» GOAL:
In the copy, include every entry exactly but none of the pictures.

(Records from a collection of figures)

────────

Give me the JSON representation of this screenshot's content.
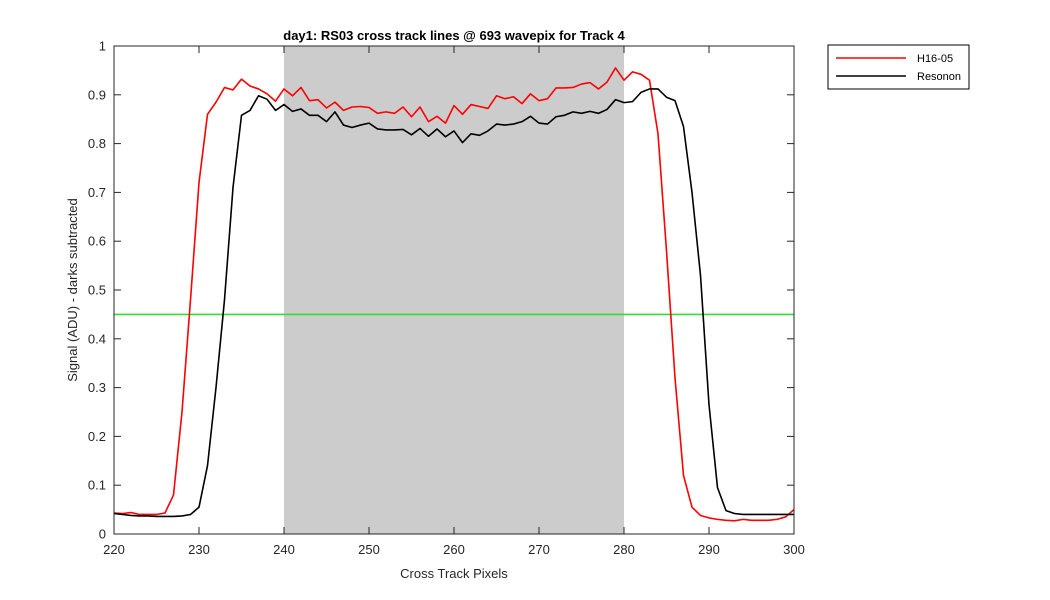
{
  "chart_data": {
    "type": "line",
    "title": "day1: RS03  cross track lines @ 693 wavepix for Track 4",
    "xlabel": "Cross Track Pixels",
    "ylabel": "Signal (ADU) - darks subtracted",
    "xlim": [
      220,
      300
    ],
    "ylim": [
      0,
      1
    ],
    "xticks": [
      220,
      230,
      240,
      250,
      260,
      270,
      280,
      290,
      300
    ],
    "yticks": [
      0,
      0.1,
      0.2,
      0.3,
      0.4,
      0.5,
      0.6,
      0.7,
      0.8,
      0.9,
      1
    ],
    "ytick_labels": [
      "0",
      "0.1",
      "0.2",
      "0.3",
      "0.4",
      "0.5",
      "0.6",
      "0.7",
      "0.8",
      "0.9",
      "1"
    ],
    "grid": false,
    "legend_position": "outside-top-right",
    "shaded_region": {
      "x": [
        240,
        280
      ],
      "color": "#cccccc"
    },
    "threshold_line": {
      "y": 0.45,
      "color": "#33dd33"
    },
    "x": [
      220,
      221,
      222,
      223,
      224,
      225,
      226,
      227,
      228,
      229,
      230,
      231,
      232,
      233,
      234,
      235,
      236,
      237,
      238,
      239,
      240,
      241,
      242,
      243,
      244,
      245,
      246,
      247,
      248,
      249,
      250,
      251,
      252,
      253,
      254,
      255,
      256,
      257,
      258,
      259,
      260,
      261,
      262,
      263,
      264,
      265,
      266,
      267,
      268,
      269,
      270,
      271,
      272,
      273,
      274,
      275,
      276,
      277,
      278,
      279,
      280,
      281,
      282,
      283,
      284,
      285,
      286,
      287,
      288,
      289,
      290,
      291,
      292,
      293,
      294,
      295,
      296,
      297,
      298,
      299,
      300
    ],
    "series": [
      {
        "name": "H16-05",
        "color": "#ff0000",
        "values": [
          0.043,
          0.042,
          0.044,
          0.04,
          0.04,
          0.04,
          0.043,
          0.08,
          0.25,
          0.48,
          0.72,
          0.86,
          0.885,
          0.915,
          0.91,
          0.932,
          0.918,
          0.912,
          0.902,
          0.887,
          0.912,
          0.898,
          0.915,
          0.888,
          0.89,
          0.873,
          0.885,
          0.868,
          0.875,
          0.876,
          0.874,
          0.862,
          0.865,
          0.862,
          0.875,
          0.855,
          0.875,
          0.845,
          0.856,
          0.842,
          0.878,
          0.86,
          0.88,
          0.876,
          0.872,
          0.898,
          0.892,
          0.896,
          0.882,
          0.902,
          0.888,
          0.892,
          0.914,
          0.914,
          0.915,
          0.922,
          0.925,
          0.912,
          0.926,
          0.955,
          0.93,
          0.947,
          0.942,
          0.93,
          0.82,
          0.58,
          0.32,
          0.12,
          0.055,
          0.038,
          0.033,
          0.03,
          0.028,
          0.027,
          0.03,
          0.028,
          0.028,
          0.028,
          0.03,
          0.035,
          0.05
        ]
      },
      {
        "name": "Resonon",
        "color": "#000000",
        "values": [
          0.042,
          0.04,
          0.038,
          0.037,
          0.037,
          0.036,
          0.036,
          0.036,
          0.037,
          0.04,
          0.055,
          0.14,
          0.3,
          0.48,
          0.71,
          0.858,
          0.868,
          0.898,
          0.891,
          0.868,
          0.88,
          0.866,
          0.871,
          0.858,
          0.858,
          0.845,
          0.865,
          0.838,
          0.833,
          0.838,
          0.842,
          0.83,
          0.828,
          0.828,
          0.829,
          0.818,
          0.831,
          0.815,
          0.83,
          0.814,
          0.826,
          0.802,
          0.82,
          0.817,
          0.826,
          0.84,
          0.838,
          0.84,
          0.845,
          0.856,
          0.842,
          0.84,
          0.855,
          0.858,
          0.865,
          0.862,
          0.866,
          0.862,
          0.87,
          0.89,
          0.884,
          0.886,
          0.905,
          0.912,
          0.912,
          0.895,
          0.888,
          0.835,
          0.7,
          0.53,
          0.265,
          0.095,
          0.048,
          0.042,
          0.04,
          0.04,
          0.04,
          0.04,
          0.04,
          0.04,
          0.04
        ]
      }
    ]
  }
}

────────

» RESPONSE FOR THIS EXERCISE:
Give me the JSON representation of this screenshot's content.
{
  "chart_data": {
    "type": "line",
    "title": "day1: RS03  cross track lines @ 693 wavepix for Track 4",
    "xlabel": "Cross Track Pixels",
    "ylabel": "Signal (ADU) - darks subtracted",
    "xlim": [
      220,
      300
    ],
    "ylim": [
      0,
      1
    ],
    "xticks": [
      220,
      230,
      240,
      250,
      260,
      270,
      280,
      290,
      300
    ],
    "yticks": [
      0,
      0.1,
      0.2,
      0.3,
      0.4,
      0.5,
      0.6,
      0.7,
      0.8,
      0.9,
      1
    ],
    "ytick_labels": [
      "0",
      "0.1",
      "0.2",
      "0.3",
      "0.4",
      "0.5",
      "0.6",
      "0.7",
      "0.8",
      "0.9",
      "1"
    ],
    "grid": false,
    "legend_position": "outside-top-right",
    "shaded_region": {
      "x": [
        240,
        280
      ],
      "color": "#cccccc"
    },
    "threshold_line": {
      "y": 0.45,
      "color": "#33dd33"
    },
    "x": [
      220,
      221,
      222,
      223,
      224,
      225,
      226,
      227,
      228,
      229,
      230,
      231,
      232,
      233,
      234,
      235,
      236,
      237,
      238,
      239,
      240,
      241,
      242,
      243,
      244,
      245,
      246,
      247,
      248,
      249,
      250,
      251,
      252,
      253,
      254,
      255,
      256,
      257,
      258,
      259,
      260,
      261,
      262,
      263,
      264,
      265,
      266,
      267,
      268,
      269,
      270,
      271,
      272,
      273,
      274,
      275,
      276,
      277,
      278,
      279,
      280,
      281,
      282,
      283,
      284,
      285,
      286,
      287,
      288,
      289,
      290,
      291,
      292,
      293,
      294,
      295,
      296,
      297,
      298,
      299,
      300
    ],
    "series": [
      {
        "name": "H16-05",
        "color": "#ff0000",
        "values": [
          0.043,
          0.042,
          0.044,
          0.04,
          0.04,
          0.04,
          0.043,
          0.08,
          0.25,
          0.48,
          0.72,
          0.86,
          0.885,
          0.915,
          0.91,
          0.932,
          0.918,
          0.912,
          0.902,
          0.887,
          0.912,
          0.898,
          0.915,
          0.888,
          0.89,
          0.873,
          0.885,
          0.868,
          0.875,
          0.876,
          0.874,
          0.862,
          0.865,
          0.862,
          0.875,
          0.855,
          0.875,
          0.845,
          0.856,
          0.842,
          0.878,
          0.86,
          0.88,
          0.876,
          0.872,
          0.898,
          0.892,
          0.896,
          0.882,
          0.902,
          0.888,
          0.892,
          0.914,
          0.914,
          0.915,
          0.922,
          0.925,
          0.912,
          0.926,
          0.955,
          0.93,
          0.947,
          0.942,
          0.93,
          0.82,
          0.58,
          0.32,
          0.12,
          0.055,
          0.038,
          0.033,
          0.03,
          0.028,
          0.027,
          0.03,
          0.028,
          0.028,
          0.028,
          0.03,
          0.035,
          0.05
        ]
      },
      {
        "name": "Resonon",
        "color": "#000000",
        "values": [
          0.042,
          0.04,
          0.038,
          0.037,
          0.037,
          0.036,
          0.036,
          0.036,
          0.037,
          0.04,
          0.055,
          0.14,
          0.3,
          0.48,
          0.71,
          0.858,
          0.868,
          0.898,
          0.891,
          0.868,
          0.88,
          0.866,
          0.871,
          0.858,
          0.858,
          0.845,
          0.865,
          0.838,
          0.833,
          0.838,
          0.842,
          0.83,
          0.828,
          0.828,
          0.829,
          0.818,
          0.831,
          0.815,
          0.83,
          0.814,
          0.826,
          0.802,
          0.82,
          0.817,
          0.826,
          0.84,
          0.838,
          0.84,
          0.845,
          0.856,
          0.842,
          0.84,
          0.855,
          0.858,
          0.865,
          0.862,
          0.866,
          0.862,
          0.87,
          0.89,
          0.884,
          0.886,
          0.905,
          0.912,
          0.912,
          0.895,
          0.888,
          0.835,
          0.7,
          0.53,
          0.265,
          0.095,
          0.048,
          0.042,
          0.04,
          0.04,
          0.04,
          0.04,
          0.04,
          0.04,
          0.04
        ]
      }
    ]
  }
}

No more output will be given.